>> Begin Given records

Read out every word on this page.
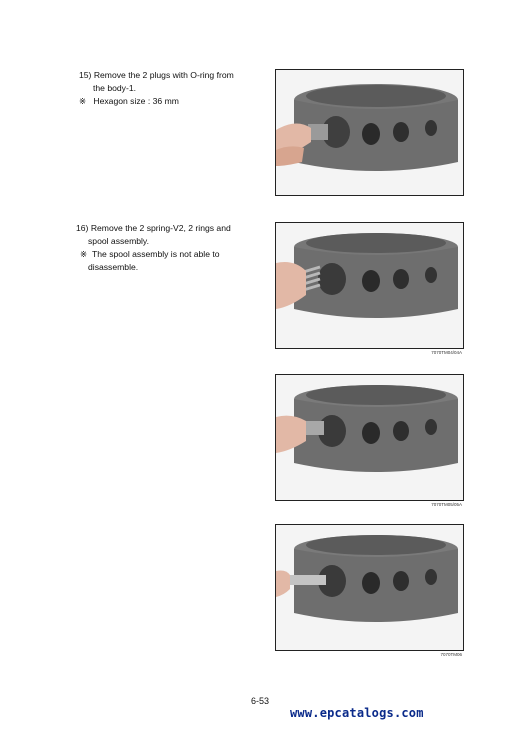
15) Remove the 2 plugs with O-ring from
the body-1.
※ Hexagon size : 36 mm
16) Remove the 2 spring-V2, 2 rings and
spool assembly.
※ The spool assembly is not able to
disassemble.
7070TM04/04A
7070TM05/05A
7070TM06
6-53
www.epcatalogs.com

>> End Given records

▸ Goal
Keep the pictures out and write out the records exactly.

▸ Written response
Read out every word on this page.
15) Remove the 2 plugs with O-ring from
the body-1.
※ Hexagon size : 36 mm
16) Remove the 2 spring-V2, 2 rings and
spool assembly.
※ The spool assembly is not able to
disassemble.
7070TM04/04A
7070TM05/05A
7070TM06
6-53
www.epcatalogs.com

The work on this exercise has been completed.